EXTRACTED INFORMATION:
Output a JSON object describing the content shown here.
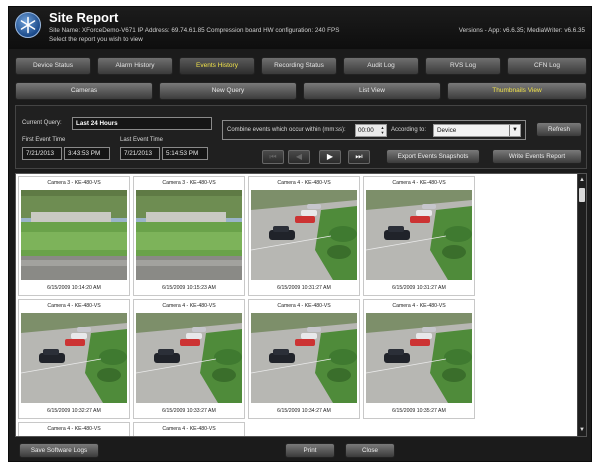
{
  "header": {
    "title": "Site Report",
    "site_info": "Site Name: XForceDemo-V671   IP Address: 69.74.61.85   Compression board HW configuration: 240 FPS",
    "versions": "Versions - App: v6.6.35; MediaWriter: v6.6.35",
    "hint": "Select the report you wish to view"
  },
  "tabs": [
    {
      "label": "Device Status",
      "active": false
    },
    {
      "label": "Alarm History",
      "active": false
    },
    {
      "label": "Events History",
      "active": true
    },
    {
      "label": "Recording Status",
      "active": false
    },
    {
      "label": "Audit Log",
      "active": false
    },
    {
      "label": "RVS Log",
      "active": false
    },
    {
      "label": "CFN Log",
      "active": false
    }
  ],
  "subbar": {
    "cameras": "Cameras",
    "new_query": "New Query",
    "list_view": "List View",
    "thumbnails_view": "Thumbnails View"
  },
  "query": {
    "current_query_label": "Current Query:",
    "current_query_value": "Last 24 Hours",
    "first_event_label": "First Event Time",
    "first_event_date": "7/21/2013",
    "first_event_time": "3:43:53 PM",
    "last_event_label": "Last Event Time",
    "last_event_date": "7/21/2013",
    "last_event_time": "5:14:53 PM",
    "combine_label": "Combine events which occur within (mm:ss):",
    "combine_value": "00:00",
    "according_label": "According to:",
    "according_value": "Device",
    "refresh": "Refresh",
    "export": "Export Events Snapshots",
    "write_report": "Write Events Report"
  },
  "thumbnails": [
    {
      "camera": "Camera 3 - KE-480-VS",
      "timestamp": "6/15/2009 10:14:20 AM",
      "scene": "lawn"
    },
    {
      "camera": "Camera 3 - KE-480-VS",
      "timestamp": "6/15/2009 10:15:23 AM",
      "scene": "lawn"
    },
    {
      "camera": "Camera 4 - KE-480-VS",
      "timestamp": "6/15/2009 10:31:27 AM",
      "scene": "parking"
    },
    {
      "camera": "Camera 4 - KE-480-VS",
      "timestamp": "6/15/2009 10:31:27 AM",
      "scene": "parking"
    },
    {
      "camera": "Camera 4 - KE-480-VS",
      "timestamp": "6/15/2009 10:32:27 AM",
      "scene": "parking"
    },
    {
      "camera": "Camera 4 - KE-480-VS",
      "timestamp": "6/15/2009 10:33:27 AM",
      "scene": "parking"
    },
    {
      "camera": "Camera 4 - KE-480-VS",
      "timestamp": "6/15/2009 10:34:27 AM",
      "scene": "parking"
    },
    {
      "camera": "Camera 4 - KE-480-VS",
      "timestamp": "6/15/2009 10:35:27 AM",
      "scene": "parking"
    },
    {
      "camera": "Camera 4 - KE-480-VS",
      "timestamp": "",
      "scene": ""
    },
    {
      "camera": "Camera 4 - KE-480-VS",
      "timestamp": "",
      "scene": ""
    }
  ],
  "bottom": {
    "save_logs": "Save Software Logs",
    "print": "Print",
    "close": "Close"
  },
  "colors": {
    "active_tab_text": "#f0e24a",
    "background": "#1b1b1b"
  }
}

TASK DIRECTIONS:
Reproduce the records, all of them, word for word; omit the pictures.

ANSWER TO THE EXERCISE:
Output a JSON object describing the content shown here.
{
  "header": {
    "title": "Site Report",
    "site_info": "Site Name: XForceDemo-V671   IP Address: 69.74.61.85   Compression board HW configuration: 240 FPS",
    "versions": "Versions - App: v6.6.35; MediaWriter: v6.6.35",
    "hint": "Select the report you wish to view"
  },
  "tabs": [
    {
      "label": "Device Status",
      "active": false
    },
    {
      "label": "Alarm History",
      "active": false
    },
    {
      "label": "Events History",
      "active": true
    },
    {
      "label": "Recording Status",
      "active": false
    },
    {
      "label": "Audit Log",
      "active": false
    },
    {
      "label": "RVS Log",
      "active": false
    },
    {
      "label": "CFN Log",
      "active": false
    }
  ],
  "subbar": {
    "cameras": "Cameras",
    "new_query": "New Query",
    "list_view": "List View",
    "thumbnails_view": "Thumbnails View"
  },
  "query": {
    "current_query_label": "Current Query:",
    "current_query_value": "Last 24 Hours",
    "first_event_label": "First Event Time",
    "first_event_date": "7/21/2013",
    "first_event_time": "3:43:53 PM",
    "last_event_label": "Last Event Time",
    "last_event_date": "7/21/2013",
    "last_event_time": "5:14:53 PM",
    "combine_label": "Combine events which occur within (mm:ss):",
    "combine_value": "00:00",
    "according_label": "According to:",
    "according_value": "Device",
    "refresh": "Refresh",
    "export": "Export Events Snapshots",
    "write_report": "Write Events Report"
  },
  "thumbnails": [
    {
      "camera": "Camera 3 - KE-480-VS",
      "timestamp": "6/15/2009 10:14:20 AM",
      "scene": "lawn"
    },
    {
      "camera": "Camera 3 - KE-480-VS",
      "timestamp": "6/15/2009 10:15:23 AM",
      "scene": "lawn"
    },
    {
      "camera": "Camera 4 - KE-480-VS",
      "timestamp": "6/15/2009 10:31:27 AM",
      "scene": "parking"
    },
    {
      "camera": "Camera 4 - KE-480-VS",
      "timestamp": "6/15/2009 10:31:27 AM",
      "scene": "parking"
    },
    {
      "camera": "Camera 4 - KE-480-VS",
      "timestamp": "6/15/2009 10:32:27 AM",
      "scene": "parking"
    },
    {
      "camera": "Camera 4 - KE-480-VS",
      "timestamp": "6/15/2009 10:33:27 AM",
      "scene": "parking"
    },
    {
      "camera": "Camera 4 - KE-480-VS",
      "timestamp": "6/15/2009 10:34:27 AM",
      "scene": "parking"
    },
    {
      "camera": "Camera 4 - KE-480-VS",
      "timestamp": "6/15/2009 10:35:27 AM",
      "scene": "parking"
    },
    {
      "camera": "Camera 4 - KE-480-VS",
      "timestamp": "",
      "scene": ""
    },
    {
      "camera": "Camera 4 - KE-480-VS",
      "timestamp": "",
      "scene": ""
    }
  ],
  "bottom": {
    "save_logs": "Save Software Logs",
    "print": "Print",
    "close": "Close"
  },
  "colors": {
    "active_tab_text": "#f0e24a",
    "background": "#1b1b1b"
  }
}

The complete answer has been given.